Task instructions:
Starting with the line that holds "Enumerate this screenshot's", repeat each line through the last one below, exactly. Pictures stay out.

Data:
↓↓↓
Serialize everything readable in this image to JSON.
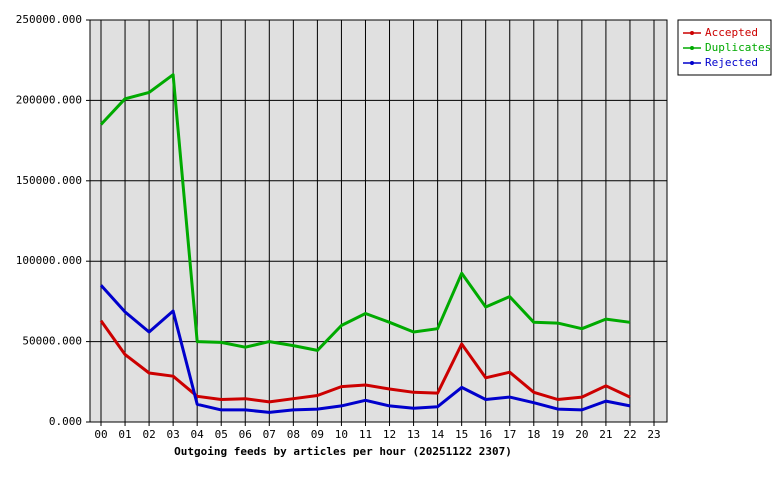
{
  "chart_data": {
    "type": "line",
    "xlabel": "Outgoing feeds by articles per hour (20251122 2307)",
    "categories": [
      "00",
      "01",
      "02",
      "03",
      "04",
      "05",
      "06",
      "07",
      "08",
      "09",
      "10",
      "11",
      "12",
      "13",
      "14",
      "15",
      "16",
      "17",
      "18",
      "19",
      "20",
      "21",
      "22",
      "23"
    ],
    "series": [
      {
        "name": "Accepted",
        "color": "#cc0000",
        "values": [
          63000,
          42000,
          30500,
          28500,
          16000,
          14000,
          14500,
          12500,
          14500,
          16500,
          22000,
          23000,
          20500,
          18500,
          18000,
          48500,
          27500,
          31000,
          18500,
          14000,
          15500,
          22500,
          15500,
          null
        ]
      },
      {
        "name": "Duplicates",
        "color": "#00aa00",
        "values": [
          185000,
          201000,
          205000,
          216000,
          50000,
          49500,
          46500,
          50000,
          47500,
          44500,
          60000,
          67500,
          62000,
          56000,
          58000,
          92500,
          71500,
          78000,
          62000,
          61500,
          58000,
          64000,
          62000,
          null
        ]
      },
      {
        "name": "Rejected",
        "color": "#0000cc",
        "values": [
          85000,
          68500,
          56000,
          69000,
          11000,
          7500,
          7500,
          6000,
          7500,
          8000,
          10000,
          13500,
          10000,
          8500,
          9500,
          21500,
          14000,
          15500,
          12000,
          8000,
          7500,
          13000,
          10000,
          null
        ]
      }
    ],
    "ylim": [
      0,
      250000
    ],
    "yticks": [
      {
        "value": 0,
        "label": "0.000"
      },
      {
        "value": 50000,
        "label": "50000.000"
      },
      {
        "value": 100000,
        "label": "100000.000"
      },
      {
        "value": 150000,
        "label": "150000.000"
      },
      {
        "value": 200000,
        "label": "200000.000"
      },
      {
        "value": 250000,
        "label": "250000.000"
      }
    ],
    "grid": true,
    "legend": "right"
  }
}
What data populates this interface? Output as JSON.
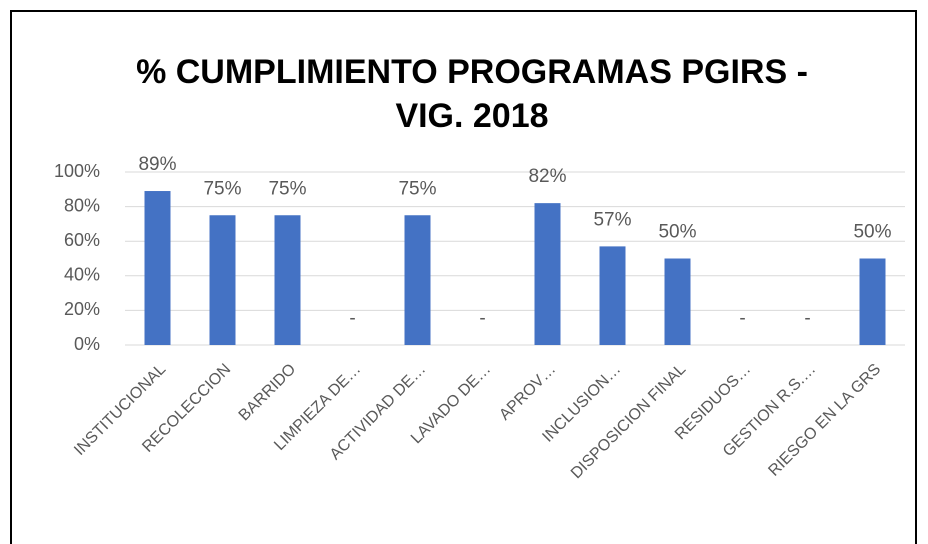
{
  "chart_data": {
    "type": "bar",
    "title": [
      "% CUMPLIMIENTO PROGRAMAS PGIRS -",
      "VIG. 2018"
    ],
    "categories": [
      "INSTITUCIONAL",
      "RECOLECCION",
      "BARRIDO",
      "LIMPIEZA DE…",
      "ACTIVIDAD DE…",
      "LAVADO DE…",
      "APROV…",
      "INCLUSION…",
      "DISPOSICION FINAL",
      "RESIDUOS…",
      "GESTION R.S.…",
      "RIESGO EN LA GRS"
    ],
    "values": [
      89,
      75,
      75,
      0,
      75,
      0,
      82,
      57,
      50,
      0,
      0,
      50
    ],
    "value_labels": [
      "89%",
      "75%",
      "75%",
      "-",
      "75%",
      "-",
      "82%",
      "57%",
      "50%",
      "-",
      "-",
      "50%"
    ],
    "color": "#4472c4",
    "ylim": [
      0,
      100
    ],
    "yticks": [
      {
        "value": 0,
        "label": "0%"
      },
      {
        "value": 20,
        "label": "20%"
      },
      {
        "value": 40,
        "label": "40%"
      },
      {
        "value": 60,
        "label": "60%"
      },
      {
        "value": 80,
        "label": "80%"
      },
      {
        "value": 100,
        "label": "100%"
      }
    ],
    "grid": true
  }
}
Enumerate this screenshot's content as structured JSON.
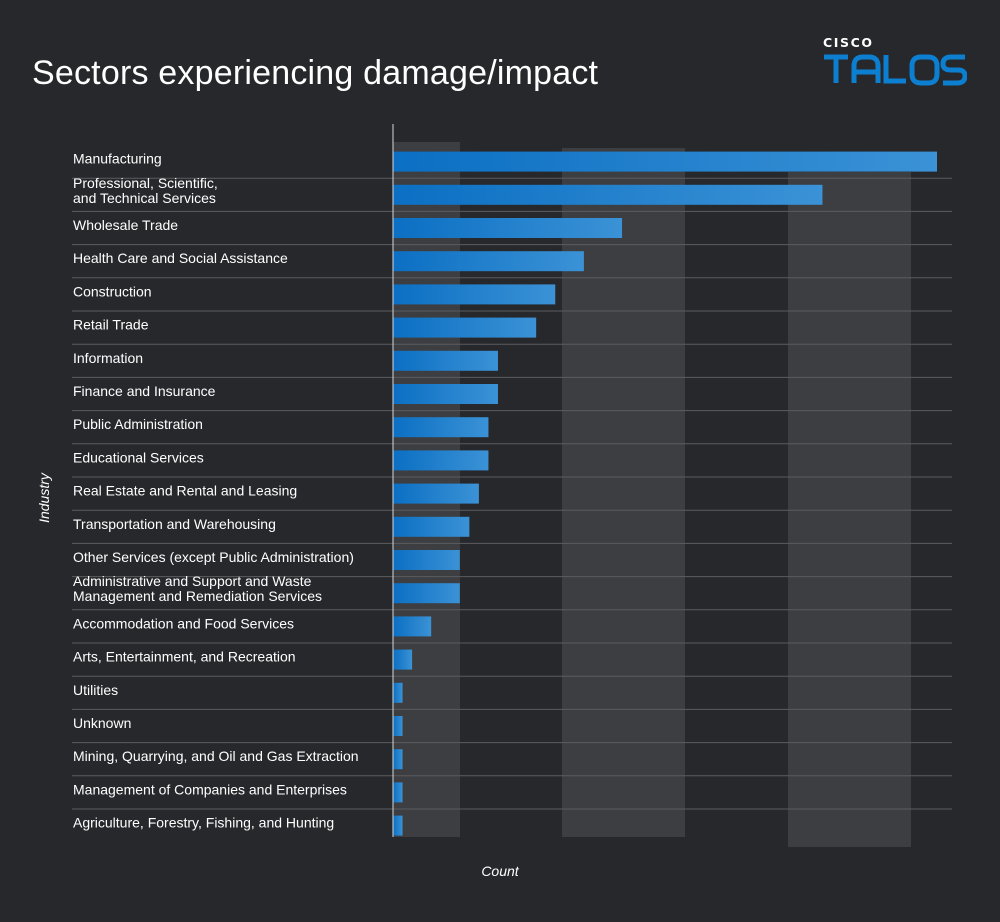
{
  "chart_data": {
    "type": "bar",
    "orientation": "horizontal",
    "title": "Sectors experiencing damage/impact",
    "xlabel": "Count",
    "ylabel": "Industry",
    "xlim": [
      0,
      57
    ],
    "grid": "alternating vertical bands",
    "categories": [
      "Manufacturing",
      "Professional, Scientific,\nand Technical Services",
      "Wholesale Trade",
      "Health Care and Social Assistance",
      "Construction",
      "Retail Trade",
      "Information",
      "Finance and Insurance",
      "Public Administration",
      "Educational Services",
      "Real Estate and Rental and Leasing",
      "Transportation and Warehousing",
      "Other Services (except Public Administration)",
      "Administrative and Support and Waste\nManagement and Remediation Services",
      "Accommodation and Food Services",
      "Arts, Entertainment, and Recreation",
      "Utilities",
      "Unknown",
      "Mining, Quarrying, and Oil and Gas Extraction",
      "Management of Companies and Enterprises",
      "Agriculture, Forestry, Fishing, and Hunting"
    ],
    "values": [
      57,
      45,
      24,
      20,
      17,
      15,
      11,
      11,
      10,
      10,
      9,
      8,
      7,
      7,
      4,
      2,
      1,
      1,
      1,
      1,
      1
    ],
    "bar_color_start": "#0b6fc3",
    "bar_color_end": "#3b92d6"
  },
  "branding": {
    "small": "CISCO",
    "large": "TALOS",
    "accent": "#0d7fd1"
  },
  "colors": {
    "background": "#27282c",
    "band": "#3d3e42",
    "divider": "#5b5c60",
    "text": "#ffffff"
  }
}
↑↑↑
The answer:
Enumerate this screenshot's content as structured JSON.
{
  "chart_data": {
    "type": "bar",
    "orientation": "horizontal",
    "title": "Sectors experiencing damage/impact",
    "xlabel": "Count",
    "ylabel": "Industry",
    "xlim": [
      0,
      57
    ],
    "grid": "alternating vertical bands",
    "categories": [
      "Manufacturing",
      "Professional, Scientific,\nand Technical Services",
      "Wholesale Trade",
      "Health Care and Social Assistance",
      "Construction",
      "Retail Trade",
      "Information",
      "Finance and Insurance",
      "Public Administration",
      "Educational Services",
      "Real Estate and Rental and Leasing",
      "Transportation and Warehousing",
      "Other Services (except Public Administration)",
      "Administrative and Support and Waste\nManagement and Remediation Services",
      "Accommodation and Food Services",
      "Arts, Entertainment, and Recreation",
      "Utilities",
      "Unknown",
      "Mining, Quarrying, and Oil and Gas Extraction",
      "Management of Companies and Enterprises",
      "Agriculture, Forestry, Fishing, and Hunting"
    ],
    "values": [
      57,
      45,
      24,
      20,
      17,
      15,
      11,
      11,
      10,
      10,
      9,
      8,
      7,
      7,
      4,
      2,
      1,
      1,
      1,
      1,
      1
    ],
    "bar_color_start": "#0b6fc3",
    "bar_color_end": "#3b92d6"
  },
  "branding": {
    "small": "CISCO",
    "large": "TALOS",
    "accent": "#0d7fd1"
  },
  "colors": {
    "background": "#27282c",
    "band": "#3d3e42",
    "divider": "#5b5c60",
    "text": "#ffffff"
  }
}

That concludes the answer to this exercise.